[Stored records]
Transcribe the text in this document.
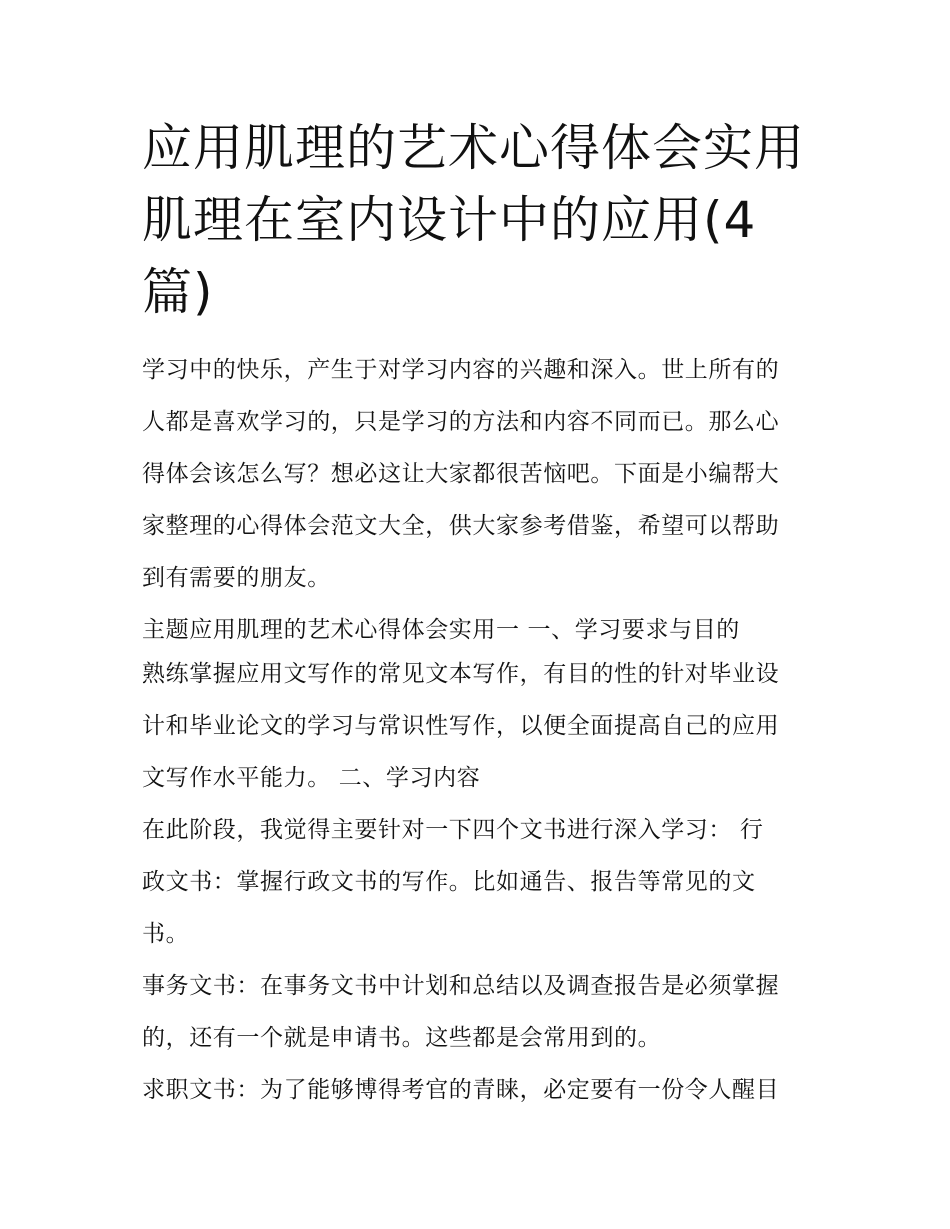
应用肌理的艺术心得体会实用
肌理在室内设计中的应用(4
篇)
学习中的快乐，产生于对学习内容的兴趣和深入。世上所有的
人都是喜欢学习的，只是学习的方法和内容不同而已。那么心
得体会该怎么写？想必这让大家都很苦恼吧。下面是小编帮大
家整理的心得体会范文大全，供大家参考借鉴，希望可以帮助
到有需要的朋友。
主题应用肌理的艺术心得体会实用一 一、学习要求与目的
熟练掌握应用文写作的常见文本写作，有目的性的针对毕业设
计和毕业论文的学习与常识性写作，以便全面提高自己的应用
文写作水平能力。 二、学习内容
在此阶段，我觉得主要针对一下四个文书进行深入学习： 行
政文书：掌握行政文书的写作。比如通告、报告等常见的文
书。
事务文书：在事务文书中计划和总结以及调查报告是必须掌握
的，还有一个就是申请书。这些都是会常用到的。
求职文书：为了能够博得考官的青睐，必定要有一份令人醒目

--- Problem details ---
Output the records above exactly as they are, leaving out the pictures.

--- The reply ---
Transcribe the text in this document.
应用肌理的艺术心得体会实用
肌理在室内设计中的应用(4
篇)
学习中的快乐，产生于对学习内容的兴趣和深入。世上所有的
人都是喜欢学习的，只是学习的方法和内容不同而已。那么心
得体会该怎么写？想必这让大家都很苦恼吧。下面是小编帮大
家整理的心得体会范文大全，供大家参考借鉴，希望可以帮助
到有需要的朋友。
主题应用肌理的艺术心得体会实用一 一、学习要求与目的
熟练掌握应用文写作的常见文本写作，有目的性的针对毕业设
计和毕业论文的学习与常识性写作，以便全面提高自己的应用
文写作水平能力。 二、学习内容
在此阶段，我觉得主要针对一下四个文书进行深入学习： 行
政文书：掌握行政文书的写作。比如通告、报告等常见的文
书。
事务文书：在事务文书中计划和总结以及调查报告是必须掌握
的，还有一个就是申请书。这些都是会常用到的。
求职文书：为了能够博得考官的青睐，必定要有一份令人醒目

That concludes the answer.